Prosigue el texto sobre la Internacional Situacionista y Mayo del 68 a partir de su última oración.

Documento:

=====

Diversos factores explican la explosión juvenil que sucedió en aquel mes de mayo. No es este el lugar para analizarlas. En todo caso, muchas de las consignas que llevaban años fraguándose en el underground afloraron a la superficie. Parafraseando uno de los eslóganes de los parisinos revueltos: “Si debajo de los adoquines está la playa, debajo de la arena estaban los utopistas”. Los utopistas eran una amalgama de grupos, movimientos y células, entre el arte y el activismo, a menudo vinculados con la extrema izquierda. Nos podríamos remontar hasta el dadaísmo siguiendo la senda de esos grupúsculos. Y una de las cosas que les unen es la necesidad de visualizar sus ideas por medio de publicaciones, pasquines, manifiestos, pintadas y carteles. Sin esos rastros serían completamente invisibles.
Entre todos, la llamada Internacional Situacionista (IS) es la que tuvo mayor influencia, y Guy Debord fue su figura más conocida, aunque no la única. Debord consideraba que la política revolucionaria conlleva necesariamente un programa de revolución cultural y para ello se remitía a Dadá, ya que “había insuflado un hálito mortal a la noción tradicional de cultura”, y al surrealismo, “por haber creado un método efectivo de lucha contra los mecanismos de confusión de la burguesía”. Las ideas de Debord estaban inscritas en una creciente corriente de izquierdas dentro de las vanguardias y de su relación con el colectivo Socialismo o Barbarie. En su boletín oficial The Situacionism Time, se recogen una y otra vez los tics gráficos de las vanguardias históricas. Tipos de madera, impresión en tintas planas, collage, brutalismo gráfico, gráfica canalla, etc. En su ideario surge la arquitectura y el urbanismo como piezas clave, sus conocidas derivas y lo que se llamó la psicogeografía, que no era otra cosa que captar las sensaciones personales de la ciudad y configurar nuevos mapas urbanos a partir de ahí. Al mismo tiempo, durante Mayo del 68 La sociedad del espectáculo de Guy Debord y Tratado del saber vivir para uso de las jóvenes generaciones de Raoul Vaneigem, ambos situacionistas, y editados en 1967, fueron dos de los libros más leídos por el movimiento revolucionario. La prueba es que muchos de los grafitis más célebres del momento son extractos de estas publicaciones, como “Prohibido prohibir”, “Seamos realistas, pidamos lo imposible” o “No vamos a reivindicar nada, no vamos a pedir nada. Tomaremos, ocuparemos” o “Si no formas parte de la solución, formas parte del problema”, y el famoso “Ne Travaillez Jamais”.

=====

Entradas de elementos de maquetación:

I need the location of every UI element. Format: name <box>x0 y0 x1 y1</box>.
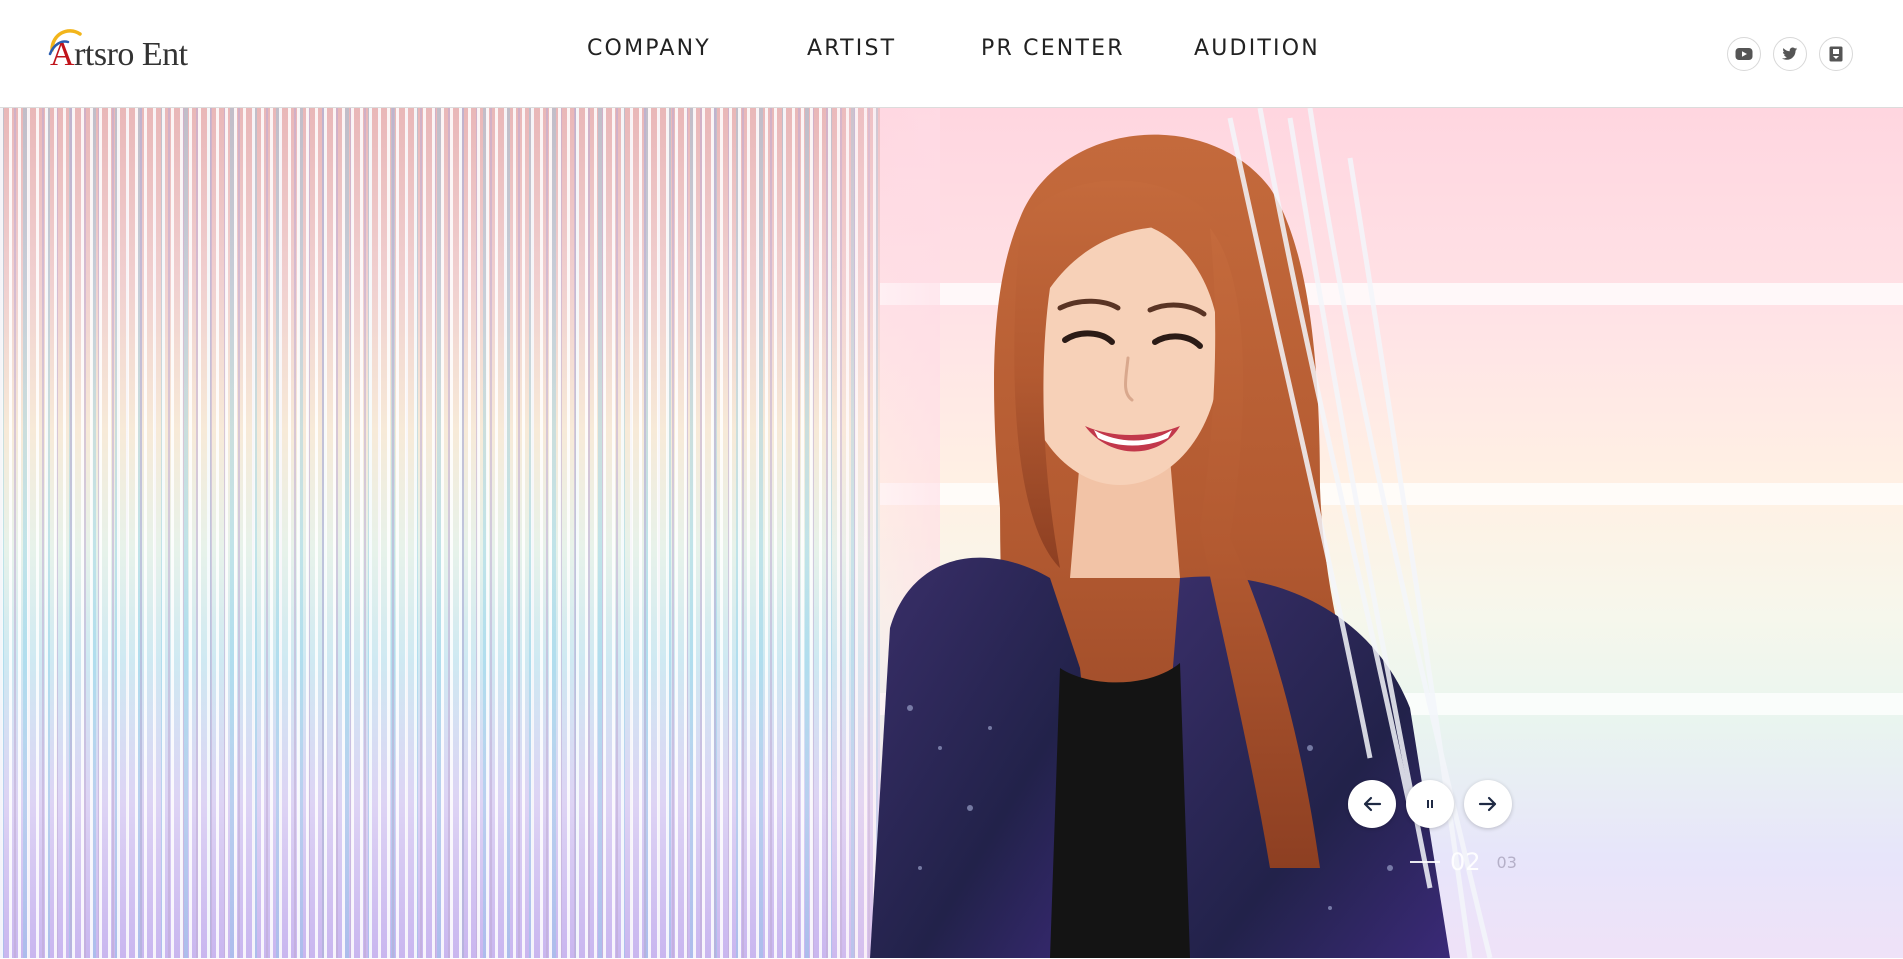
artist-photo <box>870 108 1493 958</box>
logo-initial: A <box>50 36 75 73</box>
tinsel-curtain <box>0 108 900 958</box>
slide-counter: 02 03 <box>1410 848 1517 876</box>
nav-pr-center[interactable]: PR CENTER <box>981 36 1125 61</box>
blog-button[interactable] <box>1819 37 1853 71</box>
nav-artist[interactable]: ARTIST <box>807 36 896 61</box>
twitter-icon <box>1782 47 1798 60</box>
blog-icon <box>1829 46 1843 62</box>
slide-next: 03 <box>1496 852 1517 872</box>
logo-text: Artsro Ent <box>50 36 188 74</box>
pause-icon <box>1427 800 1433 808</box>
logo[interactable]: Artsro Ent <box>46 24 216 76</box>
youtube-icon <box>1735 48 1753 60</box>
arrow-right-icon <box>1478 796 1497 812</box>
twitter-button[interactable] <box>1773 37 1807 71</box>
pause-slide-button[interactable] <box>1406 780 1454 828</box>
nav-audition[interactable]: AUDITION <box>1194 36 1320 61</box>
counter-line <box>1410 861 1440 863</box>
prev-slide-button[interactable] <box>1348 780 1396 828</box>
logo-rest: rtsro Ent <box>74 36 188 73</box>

=====

Respuesta:
Para entender la conexión entre el situacionismo y el Mayo del 68 nos hemos de remontar a dos años antes. En 1966 y en la ciudad de Estrasburgo, un grupo de estudiantes radicales de izquierdas con simpatías situacionistas, los llamados enragés (‘furiosos’), aprovecharon los fondos del sindicato estudiantil, cuya elección habían ganado, para publicar un manifiesto: “Sobre la miseria de la vida estudiantil considerada bajo sus aspectos económico, político, psicológico, sexual e intelectual”. Los enragés contactaron con los situacionistas para su diseño y redacción. Este manifiesto se repartió el día de la sesión inaugural del curso a la que acudía el presidente De Gaulle, y supuso un escándalo que dio el disparo de salida a la agitación estudiantil universitaria, que desembocaría en apenas dos años en los sucesos de Mayo. En ese texto hay mucho de lo que se gritaba en las calles de París.
Finalmente, los situacionistas participaron directamente en la calle, primero en la Sorbona, después lanzando llamamientos a las fábricas ocupadas y finalmente ocupando un edificio en el que establecieron una base, dentro de la propia Sorbona, y crearon un “Consejo para el mantenimiento de las ocupaciones” desde donde creaban sus propios carteles. Se dice que hay dos mayos, el estudiantil y el obrero. Los actores de este movimiento dual fueron muchos: el Movimiento 22 de Marzo (liderado por el famoso Colh Bendit), los enragés-situacionistas, los obreros salvajes, militantes comunistas de base, maoístas. Los situacionistas intentaron, con cierto éxito, establecer puentes entre esos dos entornos, el obrero, más politizado, y el estudiantil, más intelectual.
Los carteles son deudores de ese momento, entre épico y ilusorio, que tiene toda utopía
Entrando de lleno en los carteles del 68, durante las seis semanas que duró el Mayo francés estudiantes, artistas y obreros ocuparon un taller de la Escuela de Bellas Artes de París. Una vez colectivizado, se le cambió el nombre por el de Atelier Populaire. Aquel taller fue la principal factoría de cartelismo que llenó las calles del Barrio Latino de París. De sus mesas de litografía y serigrafía salieron más de quinientos carteles diferentes y 120.000 copias de estos. Estos carteles, hoy objetos de culto, son fruto de la urgencia del momento, de la energía colectiva más proclive al entusiasmo que a la reflexión. Y, sin embargo, aún hoy, muchos de aquellos carteles, siguen siendo punzantes dardos de verdad y más de uno, levanta ampollas en nuestra sociedad “bien pensante”.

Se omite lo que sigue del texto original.